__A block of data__
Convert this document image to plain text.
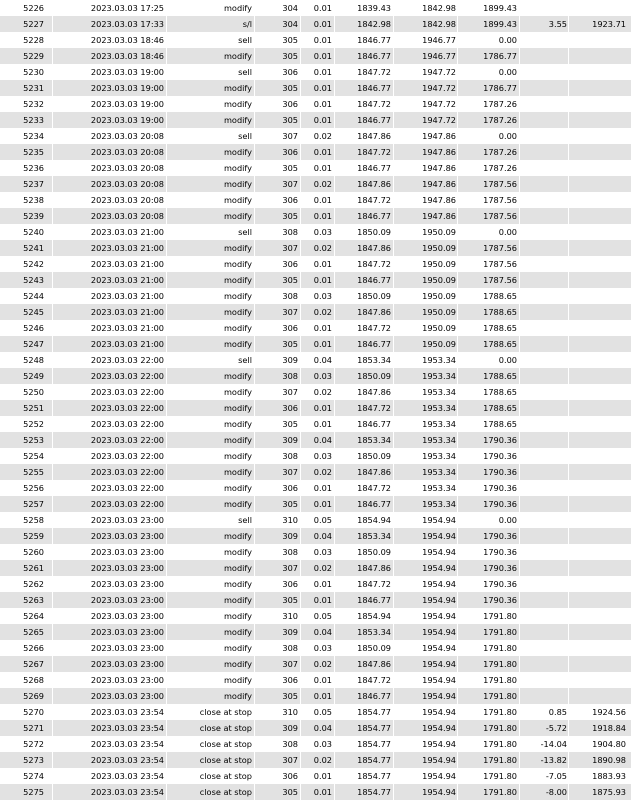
5226	2023.03.03 17:25	modify	304	0.01	1839.43	1842.98	1899.43
5227	2023.03.03 17:33	s/l	304	0.01	1842.98	1842.98	1899.43	3.55	1923.71
5228	2023.03.03 18:46	sell	305	0.01	1846.77	1946.77	0.00
5229	2023.03.03 18:46	modify	305	0.01	1846.77	1946.77	1786.77
5230	2023.03.03 19:00	sell	306	0.01	1847.72	1947.72	0.00
5231	2023.03.03 19:00	modify	305	0.01	1846.77	1947.72	1786.77
5232	2023.03.03 19:00	modify	306	0.01	1847.72	1947.72	1787.26
5233	2023.03.03 19:00	modify	305	0.01	1846.77	1947.72	1787.26
5234	2023.03.03 20:08	sell	307	0.02	1847.86	1947.86	0.00
5235	2023.03.03 20:08	modify	306	0.01	1847.72	1947.86	1787.26
5236	2023.03.03 20:08	modify	305	0.01	1846.77	1947.86	1787.26
5237	2023.03.03 20:08	modify	307	0.02	1847.86	1947.86	1787.56
5238	2023.03.03 20:08	modify	306	0.01	1847.72	1947.86	1787.56
5239	2023.03.03 20:08	modify	305	0.01	1846.77	1947.86	1787.56
5240	2023.03.03 21:00	sell	308	0.03	1850.09	1950.09	0.00
5241	2023.03.03 21:00	modify	307	0.02	1847.86	1950.09	1787.56
5242	2023.03.03 21:00	modify	306	0.01	1847.72	1950.09	1787.56
5243	2023.03.03 21:00	modify	305	0.01	1846.77	1950.09	1787.56
5244	2023.03.03 21:00	modify	308	0.03	1850.09	1950.09	1788.65
5245	2023.03.03 21:00	modify	307	0.02	1847.86	1950.09	1788.65
5246	2023.03.03 21:00	modify	306	0.01	1847.72	1950.09	1788.65
5247	2023.03.03 21:00	modify	305	0.01	1846.77	1950.09	1788.65
5248	2023.03.03 22:00	sell	309	0.04	1853.34	1953.34	0.00
5249	2023.03.03 22:00	modify	308	0.03	1850.09	1953.34	1788.65
5250	2023.03.03 22:00	modify	307	0.02	1847.86	1953.34	1788.65
5251	2023.03.03 22:00	modify	306	0.01	1847.72	1953.34	1788.65
5252	2023.03.03 22:00	modify	305	0.01	1846.77	1953.34	1788.65
5253	2023.03.03 22:00	modify	309	0.04	1853.34	1953.34	1790.36
5254	2023.03.03 22:00	modify	308	0.03	1850.09	1953.34	1790.36
5255	2023.03.03 22:00	modify	307	0.02	1847.86	1953.34	1790.36
5256	2023.03.03 22:00	modify	306	0.01	1847.72	1953.34	1790.36
5257	2023.03.03 22:00	modify	305	0.01	1846.77	1953.34	1790.36
5258	2023.03.03 23:00	sell	310	0.05	1854.94	1954.94	0.00
5259	2023.03.03 23:00	modify	309	0.04	1853.34	1954.94	1790.36
5260	2023.03.03 23:00	modify	308	0.03	1850.09	1954.94	1790.36
5261	2023.03.03 23:00	modify	307	0.02	1847.86	1954.94	1790.36
5262	2023.03.03 23:00	modify	306	0.01	1847.72	1954.94	1790.36
5263	2023.03.03 23:00	modify	305	0.01	1846.77	1954.94	1790.36
5264	2023.03.03 23:00	modify	310	0.05	1854.94	1954.94	1791.80
5265	2023.03.03 23:00	modify	309	0.04	1853.34	1954.94	1791.80
5266	2023.03.03 23:00	modify	308	0.03	1850.09	1954.94	1791.80
5267	2023.03.03 23:00	modify	307	0.02	1847.86	1954.94	1791.80
5268	2023.03.03 23:00	modify	306	0.01	1847.72	1954.94	1791.80
5269	2023.03.03 23:00	modify	305	0.01	1846.77	1954.94	1791.80
5270	2023.03.03 23:54	close at stop	310	0.05	1854.77	1954.94	1791.80	0.85	1924.56
5271	2023.03.03 23:54	close at stop	309	0.04	1854.77	1954.94	1791.80	-5.72	1918.84
5272	2023.03.03 23:54	close at stop	308	0.03	1854.77	1954.94	1791.80	-14.04	1904.80
5273	2023.03.03 23:54	close at stop	307	0.02	1854.77	1954.94	1791.80	-13.82	1890.98
5274	2023.03.03 23:54	close at stop	306	0.01	1854.77	1954.94	1791.80	-7.05	1883.93
5275	2023.03.03 23:54	close at stop	305	0.01	1854.77	1954.94	1791.80	-8.00	1875.93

__Exercise requirements__
Pictures stay out; repeat all the rest of the records exactly.

__Problem solution__
Convert this document image to plain text.
5226	2023.03.03 17:25	modify	304	0.01	1839.43	1842.98	1899.43
5227	2023.03.03 17:33	s/l	304	0.01	1842.98	1842.98	1899.43	3.55	1923.71
5228	2023.03.03 18:46	sell	305	0.01	1846.77	1946.77	0.00
5229	2023.03.03 18:46	modify	305	0.01	1846.77	1946.77	1786.77
5230	2023.03.03 19:00	sell	306	0.01	1847.72	1947.72	0.00
5231	2023.03.03 19:00	modify	305	0.01	1846.77	1947.72	1786.77
5232	2023.03.03 19:00	modify	306	0.01	1847.72	1947.72	1787.26
5233	2023.03.03 19:00	modify	305	0.01	1846.77	1947.72	1787.26
5234	2023.03.03 20:08	sell	307	0.02	1847.86	1947.86	0.00
5235	2023.03.03 20:08	modify	306	0.01	1847.72	1947.86	1787.26
5236	2023.03.03 20:08	modify	305	0.01	1846.77	1947.86	1787.26
5237	2023.03.03 20:08	modify	307	0.02	1847.86	1947.86	1787.56
5238	2023.03.03 20:08	modify	306	0.01	1847.72	1947.86	1787.56
5239	2023.03.03 20:08	modify	305	0.01	1846.77	1947.86	1787.56
5240	2023.03.03 21:00	sell	308	0.03	1850.09	1950.09	0.00
5241	2023.03.03 21:00	modify	307	0.02	1847.86	1950.09	1787.56
5242	2023.03.03 21:00	modify	306	0.01	1847.72	1950.09	1787.56
5243	2023.03.03 21:00	modify	305	0.01	1846.77	1950.09	1787.56
5244	2023.03.03 21:00	modify	308	0.03	1850.09	1950.09	1788.65
5245	2023.03.03 21:00	modify	307	0.02	1847.86	1950.09	1788.65
5246	2023.03.03 21:00	modify	306	0.01	1847.72	1950.09	1788.65
5247	2023.03.03 21:00	modify	305	0.01	1846.77	1950.09	1788.65
5248	2023.03.03 22:00	sell	309	0.04	1853.34	1953.34	0.00
5249	2023.03.03 22:00	modify	308	0.03	1850.09	1953.34	1788.65
5250	2023.03.03 22:00	modify	307	0.02	1847.86	1953.34	1788.65
5251	2023.03.03 22:00	modify	306	0.01	1847.72	1953.34	1788.65
5252	2023.03.03 22:00	modify	305	0.01	1846.77	1953.34	1788.65
5253	2023.03.03 22:00	modify	309	0.04	1853.34	1953.34	1790.36
5254	2023.03.03 22:00	modify	308	0.03	1850.09	1953.34	1790.36
5255	2023.03.03 22:00	modify	307	0.02	1847.86	1953.34	1790.36
5256	2023.03.03 22:00	modify	306	0.01	1847.72	1953.34	1790.36
5257	2023.03.03 22:00	modify	305	0.01	1846.77	1953.34	1790.36
5258	2023.03.03 23:00	sell	310	0.05	1854.94	1954.94	0.00
5259	2023.03.03 23:00	modify	309	0.04	1853.34	1954.94	1790.36
5260	2023.03.03 23:00	modify	308	0.03	1850.09	1954.94	1790.36
5261	2023.03.03 23:00	modify	307	0.02	1847.86	1954.94	1790.36
5262	2023.03.03 23:00	modify	306	0.01	1847.72	1954.94	1790.36
5263	2023.03.03 23:00	modify	305	0.01	1846.77	1954.94	1790.36
5264	2023.03.03 23:00	modify	310	0.05	1854.94	1954.94	1791.80
5265	2023.03.03 23:00	modify	309	0.04	1853.34	1954.94	1791.80
5266	2023.03.03 23:00	modify	308	0.03	1850.09	1954.94	1791.80
5267	2023.03.03 23:00	modify	307	0.02	1847.86	1954.94	1791.80
5268	2023.03.03 23:00	modify	306	0.01	1847.72	1954.94	1791.80
5269	2023.03.03 23:00	modify	305	0.01	1846.77	1954.94	1791.80
5270	2023.03.03 23:54	close at stop	310	0.05	1854.77	1954.94	1791.80	0.85	1924.56
5271	2023.03.03 23:54	close at stop	309	0.04	1854.77	1954.94	1791.80	-5.72	1918.84
5272	2023.03.03 23:54	close at stop	308	0.03	1854.77	1954.94	1791.80	-14.04	1904.80
5273	2023.03.03 23:54	close at stop	307	0.02	1854.77	1954.94	1791.80	-13.82	1890.98
5274	2023.03.03 23:54	close at stop	306	0.01	1854.77	1954.94	1791.80	-7.05	1883.93
5275	2023.03.03 23:54	close at stop	305	0.01	1854.77	1954.94	1791.80	-8.00	1875.93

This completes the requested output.